▸ Aim of the task
Find each line that has the string "Milk" and give the total, with nothing else.

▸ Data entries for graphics
--- BEGIN ---

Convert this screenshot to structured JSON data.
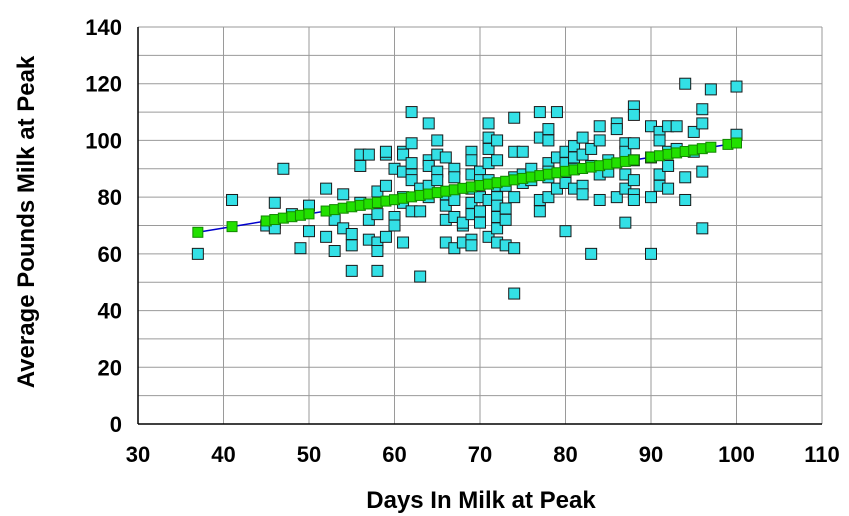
{
  "chart_data": {
    "type": "scatter",
    "title": "",
    "xlabel": "Days In Milk at Peak",
    "ylabel": "Average Pounds Milk at Peak",
    "xlim": [
      30,
      110
    ],
    "ylim": [
      0,
      140
    ],
    "x_ticks": [
      30,
      40,
      50,
      60,
      70,
      80,
      90,
      100,
      110
    ],
    "y_ticks": [
      0,
      20,
      40,
      60,
      80,
      100,
      120,
      140
    ],
    "grid": true,
    "legend": "none",
    "colors": {
      "observed": "#33e0e6",
      "observed_edge": "#1a1a1a",
      "predicted": "#22e000",
      "trend_line": "#0000cc",
      "grid": "#9a9a9a"
    },
    "series": [
      {
        "kind": "observed",
        "points": [
          [
            37,
            60
          ],
          [
            41,
            79
          ],
          [
            45,
            70
          ],
          [
            46,
            78
          ],
          [
            46,
            71
          ],
          [
            46,
            69
          ],
          [
            47,
            90
          ],
          [
            48,
            74
          ],
          [
            49,
            62
          ],
          [
            50,
            68
          ],
          [
            50,
            77
          ],
          [
            52,
            83
          ],
          [
            52,
            66
          ],
          [
            53,
            61
          ],
          [
            53,
            72
          ],
          [
            54,
            69
          ],
          [
            54,
            81
          ],
          [
            55,
            54
          ],
          [
            55,
            63
          ],
          [
            55,
            67
          ],
          [
            56,
            95
          ],
          [
            56,
            91
          ],
          [
            56,
            78
          ],
          [
            57,
            65
          ],
          [
            57,
            95
          ],
          [
            57,
            72
          ],
          [
            58,
            82
          ],
          [
            58,
            64
          ],
          [
            58,
            61
          ],
          [
            58,
            54
          ],
          [
            58,
            74
          ],
          [
            59,
            95
          ],
          [
            59,
            84
          ],
          [
            59,
            66
          ],
          [
            59,
            96
          ],
          [
            60,
            73
          ],
          [
            60,
            70
          ],
          [
            60,
            90
          ],
          [
            61,
            96
          ],
          [
            61,
            95
          ],
          [
            61,
            89
          ],
          [
            61,
            78
          ],
          [
            61,
            64
          ],
          [
            61,
            80
          ],
          [
            62,
            110
          ],
          [
            62,
            99
          ],
          [
            62,
            88
          ],
          [
            62,
            92
          ],
          [
            62,
            75
          ],
          [
            62,
            86
          ],
          [
            63,
            52
          ],
          [
            63,
            81
          ],
          [
            63,
            75
          ],
          [
            63,
            83
          ],
          [
            64,
            93
          ],
          [
            64,
            106
          ],
          [
            64,
            91
          ],
          [
            64,
            84
          ],
          [
            64,
            80
          ],
          [
            65,
            95
          ],
          [
            65,
            100
          ],
          [
            65,
            89
          ],
          [
            65,
            86
          ],
          [
            66,
            94
          ],
          [
            66,
            81
          ],
          [
            66,
            72
          ],
          [
            66,
            64
          ],
          [
            66,
            77
          ],
          [
            67,
            90
          ],
          [
            67,
            87
          ],
          [
            67,
            82
          ],
          [
            67,
            79
          ],
          [
            67,
            73
          ],
          [
            67,
            62
          ],
          [
            68,
            70
          ],
          [
            68,
            71
          ],
          [
            68,
            64
          ],
          [
            69,
            96
          ],
          [
            69,
            93
          ],
          [
            69,
            88
          ],
          [
            69,
            83
          ],
          [
            69,
            76
          ],
          [
            69,
            78
          ],
          [
            69,
            74
          ],
          [
            69,
            65
          ],
          [
            69,
            63
          ],
          [
            70,
            89
          ],
          [
            70,
            86
          ],
          [
            70,
            80
          ],
          [
            70,
            75
          ],
          [
            70,
            71
          ],
          [
            71,
            106
          ],
          [
            71,
            101
          ],
          [
            71,
            97
          ],
          [
            71,
            92
          ],
          [
            71,
            86
          ],
          [
            71,
            79
          ],
          [
            71,
            66
          ],
          [
            72,
            100
          ],
          [
            72,
            93
          ],
          [
            72,
            84
          ],
          [
            72,
            80
          ],
          [
            72,
            77
          ],
          [
            72,
            73
          ],
          [
            72,
            69
          ],
          [
            72,
            64
          ],
          [
            73,
            84
          ],
          [
            73,
            76
          ],
          [
            73,
            72
          ],
          [
            73,
            63
          ],
          [
            74,
            108
          ],
          [
            74,
            96
          ],
          [
            74,
            87
          ],
          [
            74,
            80
          ],
          [
            74,
            62
          ],
          [
            74,
            46
          ],
          [
            75,
            96
          ],
          [
            75,
            88
          ],
          [
            75,
            85
          ],
          [
            76,
            90
          ],
          [
            76,
            86
          ],
          [
            77,
            110
          ],
          [
            77,
            101
          ],
          [
            77,
            75
          ],
          [
            77,
            79
          ],
          [
            78,
            104
          ],
          [
            78,
            100
          ],
          [
            78,
            92
          ],
          [
            78,
            89
          ],
          [
            78,
            87
          ],
          [
            78,
            80
          ],
          [
            79,
            110
          ],
          [
            79,
            94
          ],
          [
            79,
            83
          ],
          [
            80,
            92
          ],
          [
            80,
            96
          ],
          [
            80,
            88
          ],
          [
            80,
            85
          ],
          [
            80,
            68
          ],
          [
            81,
            98
          ],
          [
            81,
            94
          ],
          [
            81,
            90
          ],
          [
            81,
            83
          ],
          [
            82,
            101
          ],
          [
            82,
            95
          ],
          [
            82,
            84
          ],
          [
            82,
            81
          ],
          [
            83,
            97
          ],
          [
            83,
            91
          ],
          [
            83,
            60
          ],
          [
            84,
            105
          ],
          [
            84,
            100
          ],
          [
            84,
            88
          ],
          [
            84,
            79
          ],
          [
            85,
            93
          ],
          [
            85,
            89
          ],
          [
            86,
            106
          ],
          [
            86,
            104
          ],
          [
            86,
            80
          ],
          [
            87,
            99
          ],
          [
            87,
            96
          ],
          [
            87,
            88
          ],
          [
            87,
            83
          ],
          [
            87,
            71
          ],
          [
            88,
            112
          ],
          [
            88,
            109
          ],
          [
            88,
            99
          ],
          [
            88,
            93
          ],
          [
            88,
            86
          ],
          [
            88,
            81
          ],
          [
            88,
            79
          ],
          [
            90,
            105
          ],
          [
            90,
            94
          ],
          [
            90,
            80
          ],
          [
            90,
            60
          ],
          [
            91,
            103
          ],
          [
            91,
            100
          ],
          [
            91,
            88
          ],
          [
            91,
            84
          ],
          [
            92,
            105
          ],
          [
            92,
            96
          ],
          [
            92,
            91
          ],
          [
            92,
            83
          ],
          [
            93,
            105
          ],
          [
            93,
            97
          ],
          [
            94,
            120
          ],
          [
            94,
            87
          ],
          [
            94,
            79
          ],
          [
            95,
            103
          ],
          [
            95,
            96
          ],
          [
            96,
            111
          ],
          [
            96,
            106
          ],
          [
            96,
            89
          ],
          [
            96,
            69
          ],
          [
            97,
            118
          ],
          [
            100,
            119
          ],
          [
            100,
            102
          ]
        ]
      },
      {
        "kind": "predicted",
        "points": [
          [
            37,
            67.6
          ],
          [
            41,
            69.6
          ],
          [
            45,
            71.6
          ],
          [
            46,
            72.1
          ],
          [
            47,
            72.6
          ],
          [
            48,
            73.1
          ],
          [
            49,
            73.6
          ],
          [
            50,
            74.1
          ],
          [
            52,
            75.1
          ],
          [
            53,
            75.6
          ],
          [
            54,
            76.1
          ],
          [
            55,
            76.6
          ],
          [
            56,
            77.1
          ],
          [
            57,
            77.6
          ],
          [
            58,
            78.1
          ],
          [
            59,
            78.6
          ],
          [
            60,
            79.1
          ],
          [
            61,
            79.6
          ],
          [
            62,
            80.1
          ],
          [
            63,
            80.6
          ],
          [
            64,
            81.1
          ],
          [
            65,
            81.6
          ],
          [
            66,
            82.1
          ],
          [
            67,
            82.6
          ],
          [
            68,
            83.1
          ],
          [
            69,
            83.6
          ],
          [
            70,
            84.1
          ],
          [
            71,
            84.6
          ],
          [
            72,
            85.1
          ],
          [
            73,
            85.6
          ],
          [
            74,
            86.1
          ],
          [
            75,
            86.6
          ],
          [
            76,
            87.1
          ],
          [
            77,
            87.6
          ],
          [
            78,
            88.1
          ],
          [
            79,
            88.6
          ],
          [
            80,
            89.1
          ],
          [
            81,
            89.6
          ],
          [
            82,
            90.1
          ],
          [
            83,
            90.6
          ],
          [
            84,
            91.1
          ],
          [
            85,
            91.6
          ],
          [
            86,
            92.1
          ],
          [
            87,
            92.6
          ],
          [
            88,
            93.1
          ],
          [
            90,
            94.1
          ],
          [
            91,
            94.6
          ],
          [
            92,
            95.1
          ],
          [
            93,
            95.6
          ],
          [
            94,
            96.1
          ],
          [
            95,
            96.6
          ],
          [
            96,
            97.1
          ],
          [
            97,
            97.6
          ],
          [
            99,
            98.6
          ],
          [
            100,
            99.1
          ]
        ]
      }
    ]
  }
}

--- END ---

▸ Answer to the problem
2